What needs to be done: Below is a listing; write it out exactly and drop any images from it.

Extracted information:
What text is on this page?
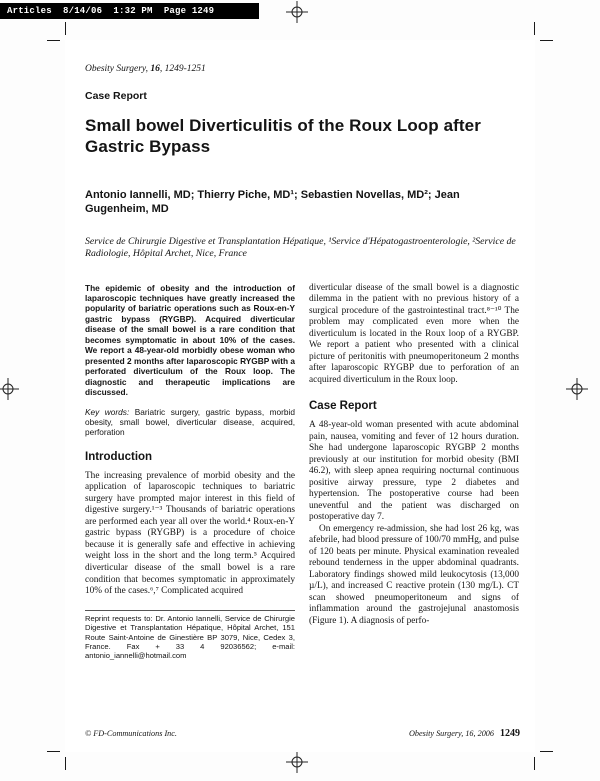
Articles  8/14/06  1:32 PM  Page 1249
Obesity Surgery, 16, 1249-1251
Case Report
Small bowel Diverticulitis of the Roux Loop after Gastric Bypass
Antonio Iannelli, MD; Thierry Piche, MD¹; Sebastien Novellas, MD²; Jean Gugenheim, MD
Service de Chirurgie Digestive et Transplantation Hépatique, ¹Service d'Hépatogastroenterologie, ²Service de Radiologie, Hôpital Archet, Nice, France

The epidemic of obesity and the introduction of laparoscopic techniques have greatly increased the popularity of bariatric operations such as Roux-en-Y gastric bypass (RYGBP). Acquired diverticular disease of the small bowel is a rare condition that becomes symptomatic in about 10% of the cases. We report a 48-year-old morbidly obese woman who presented 2 months after laparoscopic RYGBP with a perforated diverticulum of the Roux loop. The diagnostic and therapeutic implications are discussed.

Key words: Bariatric surgery, gastric bypass, morbid obesity, small bowel, diverticular disease, acquired, perforation

Introduction

The increasing prevalence of morbid obesity and the application of laparoscopic techniques to bariatric surgery have prompted major interest in this field of digestive surgery.¹⁻³ Thousands of bariatric operations are performed each year all over the world.⁴ Roux-en-Y gastric bypass (RYGBP) is a procedure of choice because it is generally safe and effective in achieving weight loss in the short and the long term.⁵ Acquired diverticular disease of the small bowel is a rare condition that becomes symptomatic in approximately 10% of the cases.⁶,⁷ Complicated acquired

Reprint requests to: Dr. Antonio Iannelli, Service de Chirurgie Digestive et Transplantation Hépatique, Hôpital Archet, 151 Route Saint-Antoine de Ginestière BP 3079, Nice, Cedex 3, France. Fax + 33 4 92036562; e-mail: antonio_iannelli@hotmail.com

diverticular disease of the small bowel is a diagnostic dilemma in the patient with no previous history of a surgical procedure of the gastrointestinal tract.⁸⁻¹⁰ The problem may complicated even more when the diverticulum is located in the Roux loop of a RYGBP. We report a patient who presented with a clinical picture of peritonitis with pneumoperitoneum 2 months after laparoscopic RYGBP due to perforation of an acquired diverticulum in the Roux loop.

Case Report

A 48-year-old woman presented with acute abdominal pain, nausea, vomiting and fever of 12 hours duration. She had undergone laparoscopic RYGBP 2 months previously at our institution for morbid obesity (BMI 46.2), with sleep apnea requiring nocturnal continuous positive airway pressure, type 2 diabetes and hypertension. The postoperative course had been uneventful and the patient was discharged on postoperative day 7.

On emergency re-admission, she had lost 26 kg, was afebrile, had blood pressure of 100/70 mmHg, and pulse of 120 beats per minute. Physical examination revealed rebound tenderness in the upper abdominal quadrants. Laboratory findings showed mild leukocytosis (13,000 µ/L), and increased C reactive protein (130 mg/L). CT scan showed pneumoperitoneum and signs of inflammation around the gastrojejunal anastomosis (Figure 1). A diagnosis of perfo-

© FD-Communications Inc.	Obesity Surgery, 16, 2006 1249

Result for this task:
What text is on this page?
Articles  8/14/06  1:32 PM  Page 1249
Obesity Surgery, 16, 1249-1251
Case Report
Small bowel Diverticulitis of the Roux Loop after Gastric Bypass
Antonio Iannelli, MD; Thierry Piche, MD¹; Sebastien Novellas, MD²; Jean Gugenheim, MD
Service de Chirurgie Digestive et Transplantation Hépatique, ¹Service d'Hépatogastroenterologie, ²Service de Radiologie, Hôpital Archet, Nice, France

The epidemic of obesity and the introduction of laparoscopic techniques have greatly increased the popularity of bariatric operations such as Roux-en-Y gastric bypass (RYGBP). Acquired diverticular disease of the small bowel is a rare condition that becomes symptomatic in about 10% of the cases. We report a 48-year-old morbidly obese woman who presented 2 months after laparoscopic RYGBP with a perforated diverticulum of the Roux loop. The diagnostic and therapeutic implications are discussed.

Key words: Bariatric surgery, gastric bypass, morbid obesity, small bowel, diverticular disease, acquired, perforation

Introduction

The increasing prevalence of morbid obesity and the application of laparoscopic techniques to bariatric surgery have prompted major interest in this field of digestive surgery.¹⁻³ Thousands of bariatric operations are performed each year all over the world.⁴ Roux-en-Y gastric bypass (RYGBP) is a procedure of choice because it is generally safe and effective in achieving weight loss in the short and the long term.⁵ Acquired diverticular disease of the small bowel is a rare condition that becomes symptomatic in approximately 10% of the cases.⁶,⁷ Complicated acquired

Reprint requests to: Dr. Antonio Iannelli, Service de Chirurgie Digestive et Transplantation Hépatique, Hôpital Archet, 151 Route Saint-Antoine de Ginestière BP 3079, Nice, Cedex 3, France. Fax + 33 4 92036562; e-mail: antonio_iannelli@hotmail.com

diverticular disease of the small bowel is a diagnostic dilemma in the patient with no previous history of a surgical procedure of the gastrointestinal tract.⁸⁻¹⁰ The problem may complicated even more when the diverticulum is located in the Roux loop of a RYGBP. We report a patient who presented with a clinical picture of peritonitis with pneumoperitoneum 2 months after laparoscopic RYGBP due to perforation of an acquired diverticulum in the Roux loop.

Case Report

A 48-year-old woman presented with acute abdominal pain, nausea, vomiting and fever of 12 hours duration. She had undergone laparoscopic RYGBP 2 months previously at our institution for morbid obesity (BMI 46.2), with sleep apnea requiring nocturnal continuous positive airway pressure, type 2 diabetes and hypertension. The postoperative course had been uneventful and the patient was discharged on postoperative day 7.

On emergency re-admission, she had lost 26 kg, was afebrile, had blood pressure of 100/70 mmHg, and pulse of 120 beats per minute. Physical examination revealed rebound tenderness in the upper abdominal quadrants. Laboratory findings showed mild leukocytosis (13,000 µ/L), and increased C reactive protein (130 mg/L). CT scan showed pneumoperitoneum and signs of inflammation around the gastrojejunal anastomosis (Figure 1). A diagnosis of perfo-

© FD-Communications Inc.	Obesity Surgery, 16, 2006 1249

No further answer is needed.